____ Supplied records

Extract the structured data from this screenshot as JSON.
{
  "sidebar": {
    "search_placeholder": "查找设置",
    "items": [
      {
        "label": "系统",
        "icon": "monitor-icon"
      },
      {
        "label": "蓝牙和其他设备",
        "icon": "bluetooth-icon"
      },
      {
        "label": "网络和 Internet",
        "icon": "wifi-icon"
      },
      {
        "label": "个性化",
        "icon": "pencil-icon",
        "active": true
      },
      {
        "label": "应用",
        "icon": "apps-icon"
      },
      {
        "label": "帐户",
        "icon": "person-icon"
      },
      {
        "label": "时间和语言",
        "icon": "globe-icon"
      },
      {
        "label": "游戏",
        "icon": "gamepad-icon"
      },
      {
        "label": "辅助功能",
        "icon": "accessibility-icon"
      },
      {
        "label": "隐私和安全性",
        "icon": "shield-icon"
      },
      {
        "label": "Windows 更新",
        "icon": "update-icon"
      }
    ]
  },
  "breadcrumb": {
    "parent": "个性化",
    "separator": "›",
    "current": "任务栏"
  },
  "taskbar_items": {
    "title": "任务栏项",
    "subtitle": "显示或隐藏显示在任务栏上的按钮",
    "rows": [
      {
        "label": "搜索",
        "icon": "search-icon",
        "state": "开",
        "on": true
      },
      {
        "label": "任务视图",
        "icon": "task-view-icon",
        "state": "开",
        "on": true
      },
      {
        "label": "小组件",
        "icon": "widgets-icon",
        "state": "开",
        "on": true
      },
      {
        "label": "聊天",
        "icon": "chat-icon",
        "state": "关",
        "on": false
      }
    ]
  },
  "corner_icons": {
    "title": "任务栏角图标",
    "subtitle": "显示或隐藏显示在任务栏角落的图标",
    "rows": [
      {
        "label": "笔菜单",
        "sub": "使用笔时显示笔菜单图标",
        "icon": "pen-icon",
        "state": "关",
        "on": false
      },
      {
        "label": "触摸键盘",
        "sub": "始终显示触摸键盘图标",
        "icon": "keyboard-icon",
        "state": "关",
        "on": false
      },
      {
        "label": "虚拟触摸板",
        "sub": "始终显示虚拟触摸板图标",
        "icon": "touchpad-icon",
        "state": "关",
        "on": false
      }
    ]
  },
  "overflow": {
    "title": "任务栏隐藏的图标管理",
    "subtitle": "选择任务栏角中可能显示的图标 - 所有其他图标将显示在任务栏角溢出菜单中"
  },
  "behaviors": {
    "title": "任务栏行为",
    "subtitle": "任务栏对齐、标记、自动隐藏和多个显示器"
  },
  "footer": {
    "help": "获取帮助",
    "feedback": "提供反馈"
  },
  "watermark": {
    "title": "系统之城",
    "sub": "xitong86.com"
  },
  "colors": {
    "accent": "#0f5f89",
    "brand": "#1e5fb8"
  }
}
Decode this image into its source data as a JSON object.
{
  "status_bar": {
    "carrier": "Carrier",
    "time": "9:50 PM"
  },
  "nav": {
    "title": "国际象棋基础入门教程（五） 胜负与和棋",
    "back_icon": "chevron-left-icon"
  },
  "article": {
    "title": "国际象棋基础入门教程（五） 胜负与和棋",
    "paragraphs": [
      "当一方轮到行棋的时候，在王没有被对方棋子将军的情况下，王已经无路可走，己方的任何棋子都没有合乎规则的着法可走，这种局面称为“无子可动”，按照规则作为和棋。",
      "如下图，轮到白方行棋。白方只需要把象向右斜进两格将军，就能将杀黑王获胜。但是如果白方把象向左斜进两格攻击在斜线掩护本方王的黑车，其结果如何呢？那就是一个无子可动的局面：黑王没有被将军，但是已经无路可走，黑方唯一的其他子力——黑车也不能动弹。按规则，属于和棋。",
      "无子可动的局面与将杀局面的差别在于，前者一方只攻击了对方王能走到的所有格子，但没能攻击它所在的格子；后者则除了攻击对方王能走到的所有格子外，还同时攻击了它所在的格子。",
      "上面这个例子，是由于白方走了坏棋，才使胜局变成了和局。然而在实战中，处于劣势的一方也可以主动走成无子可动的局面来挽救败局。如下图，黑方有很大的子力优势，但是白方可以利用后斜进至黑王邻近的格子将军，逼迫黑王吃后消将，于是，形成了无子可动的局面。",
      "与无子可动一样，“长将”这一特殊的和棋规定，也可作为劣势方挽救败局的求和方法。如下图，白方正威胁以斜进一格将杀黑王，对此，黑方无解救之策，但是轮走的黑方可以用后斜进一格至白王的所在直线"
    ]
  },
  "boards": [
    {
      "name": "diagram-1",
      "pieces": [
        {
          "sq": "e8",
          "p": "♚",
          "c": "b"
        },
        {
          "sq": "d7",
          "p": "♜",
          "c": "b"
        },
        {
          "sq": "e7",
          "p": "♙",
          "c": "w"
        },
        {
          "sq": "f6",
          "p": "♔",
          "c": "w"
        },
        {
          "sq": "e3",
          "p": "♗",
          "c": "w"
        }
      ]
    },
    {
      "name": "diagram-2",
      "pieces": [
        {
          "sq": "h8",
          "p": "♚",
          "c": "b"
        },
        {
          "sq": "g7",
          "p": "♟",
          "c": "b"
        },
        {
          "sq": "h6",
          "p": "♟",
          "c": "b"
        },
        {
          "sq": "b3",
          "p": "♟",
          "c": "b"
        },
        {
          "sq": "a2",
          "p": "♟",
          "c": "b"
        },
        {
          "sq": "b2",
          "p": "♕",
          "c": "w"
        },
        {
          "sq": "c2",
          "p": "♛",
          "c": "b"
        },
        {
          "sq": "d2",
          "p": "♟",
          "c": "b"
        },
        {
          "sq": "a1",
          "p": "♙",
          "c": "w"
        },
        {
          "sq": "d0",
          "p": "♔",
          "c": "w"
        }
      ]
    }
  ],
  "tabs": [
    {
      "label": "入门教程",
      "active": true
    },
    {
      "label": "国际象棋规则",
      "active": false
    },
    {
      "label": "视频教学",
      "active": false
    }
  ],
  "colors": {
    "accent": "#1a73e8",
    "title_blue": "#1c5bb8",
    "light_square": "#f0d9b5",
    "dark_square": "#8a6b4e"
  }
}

________

▸ **What is expected**
Gather each line holding the string "this".

▸ **Task answer**
Extract the structured data from this screenshot as JSON.
Decode this image into its source data as a JSON object.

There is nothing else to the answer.